(Data entries)
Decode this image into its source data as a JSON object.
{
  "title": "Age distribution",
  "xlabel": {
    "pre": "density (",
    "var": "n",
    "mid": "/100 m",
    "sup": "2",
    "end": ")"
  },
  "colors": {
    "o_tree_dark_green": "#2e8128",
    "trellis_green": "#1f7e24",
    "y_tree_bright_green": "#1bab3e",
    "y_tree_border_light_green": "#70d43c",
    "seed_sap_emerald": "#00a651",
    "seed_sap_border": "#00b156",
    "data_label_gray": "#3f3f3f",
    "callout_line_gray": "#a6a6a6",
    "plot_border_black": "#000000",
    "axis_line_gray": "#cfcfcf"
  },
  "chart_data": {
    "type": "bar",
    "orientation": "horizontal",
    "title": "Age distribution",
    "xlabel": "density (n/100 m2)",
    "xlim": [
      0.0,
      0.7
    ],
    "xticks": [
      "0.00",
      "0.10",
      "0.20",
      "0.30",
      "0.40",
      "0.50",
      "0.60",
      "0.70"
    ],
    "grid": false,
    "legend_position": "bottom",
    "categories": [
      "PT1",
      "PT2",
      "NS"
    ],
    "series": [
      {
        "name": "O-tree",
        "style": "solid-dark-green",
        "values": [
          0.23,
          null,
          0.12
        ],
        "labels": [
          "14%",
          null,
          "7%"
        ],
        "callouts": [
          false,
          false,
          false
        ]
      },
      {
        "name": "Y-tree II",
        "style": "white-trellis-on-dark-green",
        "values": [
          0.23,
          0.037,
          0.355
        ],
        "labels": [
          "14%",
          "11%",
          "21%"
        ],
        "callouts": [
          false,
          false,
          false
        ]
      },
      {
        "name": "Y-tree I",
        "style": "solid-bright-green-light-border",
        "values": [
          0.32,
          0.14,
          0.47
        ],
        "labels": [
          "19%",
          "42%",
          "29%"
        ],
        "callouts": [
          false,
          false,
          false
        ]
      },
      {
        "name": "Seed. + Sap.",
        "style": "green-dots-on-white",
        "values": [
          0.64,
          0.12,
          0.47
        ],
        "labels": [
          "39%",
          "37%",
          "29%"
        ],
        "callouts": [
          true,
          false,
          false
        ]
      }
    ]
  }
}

DIRECTIONS FOR THIS TASK: The records above must be repeated exactly, every one of them.

COMPLETED EXERCISE:
Decode this image into its source data as a JSON object.
{
  "title": "Age distribution",
  "xlabel": {
    "pre": "density (",
    "var": "n",
    "mid": "/100 m",
    "sup": "2",
    "end": ")"
  },
  "colors": {
    "o_tree_dark_green": "#2e8128",
    "trellis_green": "#1f7e24",
    "y_tree_bright_green": "#1bab3e",
    "y_tree_border_light_green": "#70d43c",
    "seed_sap_emerald": "#00a651",
    "seed_sap_border": "#00b156",
    "data_label_gray": "#3f3f3f",
    "callout_line_gray": "#a6a6a6",
    "plot_border_black": "#000000",
    "axis_line_gray": "#cfcfcf"
  },
  "chart_data": {
    "type": "bar",
    "orientation": "horizontal",
    "title": "Age distribution",
    "xlabel": "density (n/100 m2)",
    "xlim": [
      0.0,
      0.7
    ],
    "xticks": [
      "0.00",
      "0.10",
      "0.20",
      "0.30",
      "0.40",
      "0.50",
      "0.60",
      "0.70"
    ],
    "grid": false,
    "legend_position": "bottom",
    "categories": [
      "PT1",
      "PT2",
      "NS"
    ],
    "series": [
      {
        "name": "O-tree",
        "style": "solid-dark-green",
        "values": [
          0.23,
          null,
          0.12
        ],
        "labels": [
          "14%",
          null,
          "7%"
        ],
        "callouts": [
          false,
          false,
          false
        ]
      },
      {
        "name": "Y-tree II",
        "style": "white-trellis-on-dark-green",
        "values": [
          0.23,
          0.037,
          0.355
        ],
        "labels": [
          "14%",
          "11%",
          "21%"
        ],
        "callouts": [
          false,
          false,
          false
        ]
      },
      {
        "name": "Y-tree I",
        "style": "solid-bright-green-light-border",
        "values": [
          0.32,
          0.14,
          0.47
        ],
        "labels": [
          "19%",
          "42%",
          "29%"
        ],
        "callouts": [
          false,
          false,
          false
        ]
      },
      {
        "name": "Seed. + Sap.",
        "style": "green-dots-on-white",
        "values": [
          0.64,
          0.12,
          0.47
        ],
        "labels": [
          "39%",
          "37%",
          "29%"
        ],
        "callouts": [
          true,
          false,
          false
        ]
      }
    ]
  }
}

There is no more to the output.